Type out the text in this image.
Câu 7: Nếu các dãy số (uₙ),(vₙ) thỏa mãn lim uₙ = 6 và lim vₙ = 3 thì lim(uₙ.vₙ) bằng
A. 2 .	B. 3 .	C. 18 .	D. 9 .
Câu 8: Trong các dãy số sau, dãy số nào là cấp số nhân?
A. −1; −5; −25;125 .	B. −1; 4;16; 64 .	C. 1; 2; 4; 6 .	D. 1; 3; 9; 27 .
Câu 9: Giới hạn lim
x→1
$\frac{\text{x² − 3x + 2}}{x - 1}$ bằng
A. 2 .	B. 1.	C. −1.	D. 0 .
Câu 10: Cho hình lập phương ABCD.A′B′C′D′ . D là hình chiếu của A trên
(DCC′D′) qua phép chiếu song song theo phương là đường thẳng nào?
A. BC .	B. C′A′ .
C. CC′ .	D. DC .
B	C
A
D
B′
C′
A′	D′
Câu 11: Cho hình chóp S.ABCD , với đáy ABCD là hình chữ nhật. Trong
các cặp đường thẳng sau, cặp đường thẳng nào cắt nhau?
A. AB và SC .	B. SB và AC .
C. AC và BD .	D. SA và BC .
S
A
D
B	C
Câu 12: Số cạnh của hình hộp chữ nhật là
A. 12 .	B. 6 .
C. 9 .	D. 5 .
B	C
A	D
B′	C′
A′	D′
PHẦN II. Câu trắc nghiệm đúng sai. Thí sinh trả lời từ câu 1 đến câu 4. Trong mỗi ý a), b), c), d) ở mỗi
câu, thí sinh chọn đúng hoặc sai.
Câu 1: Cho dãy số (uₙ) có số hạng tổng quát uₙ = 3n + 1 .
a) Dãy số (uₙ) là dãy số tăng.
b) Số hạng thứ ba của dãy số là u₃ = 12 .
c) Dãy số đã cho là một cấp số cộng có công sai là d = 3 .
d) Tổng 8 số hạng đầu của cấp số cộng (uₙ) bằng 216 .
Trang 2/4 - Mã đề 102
-*-*-
**Instructions to follow**: Each line above is to be repeated exactly.

**Written answer**:
Type out the text in this image.
Câu 7: Nếu các dãy số (uₙ),(vₙ) thỏa mãn lim uₙ = 6 và lim vₙ = 3 thì lim(uₙ.vₙ) bằng
A. 2 .	B. 3 .	C. 18 .	D. 9 .
Câu 8: Trong các dãy số sau, dãy số nào là cấp số nhân?
A. −1; −5; −25;125 .	B. −1; 4;16; 64 .	C. 1; 2; 4; 6 .	D. 1; 3; 9; 27 .
Câu 9: Giới hạn lim
x→1
$\frac{\text{x² − 3x + 2}}{x - 1}$ bằng
A. 2 .	B. 1.	C. −1.	D. 0 .
Câu 10: Cho hình lập phương ABCD.A′B′C′D′ . D là hình chiếu của A trên
(DCC′D′) qua phép chiếu song song theo phương là đường thẳng nào?
A. BC .	B. C′A′ .
C. CC′ .	D. DC .
B	C
A
D
B′
C′
A′	D′
Câu 11: Cho hình chóp S.ABCD , với đáy ABCD là hình chữ nhật. Trong
các cặp đường thẳng sau, cặp đường thẳng nào cắt nhau?
A. AB và SC .	B. SB và AC .
C. AC và BD .	D. SA và BC .
S
A
D
B	C
Câu 12: Số cạnh của hình hộp chữ nhật là
A. 12 .	B. 6 .
C. 9 .	D. 5 .
B	C
A	D
B′	C′
A′	D′
PHẦN II. Câu trắc nghiệm đúng sai. Thí sinh trả lời từ câu 1 đến câu 4. Trong mỗi ý a), b), c), d) ở mỗi
câu, thí sinh chọn đúng hoặc sai.
Câu 1: Cho dãy số (uₙ) có số hạng tổng quát uₙ = 3n + 1 .
a) Dãy số (uₙ) là dãy số tăng.
b) Số hạng thứ ba của dãy số là u₃ = 12 .
c) Dãy số đã cho là một cấp số cộng có công sai là d = 3 .
d) Tổng 8 số hạng đầu của cấp số cộng (uₙ) bằng 216 .
Trang 2/4 - Mã đề 102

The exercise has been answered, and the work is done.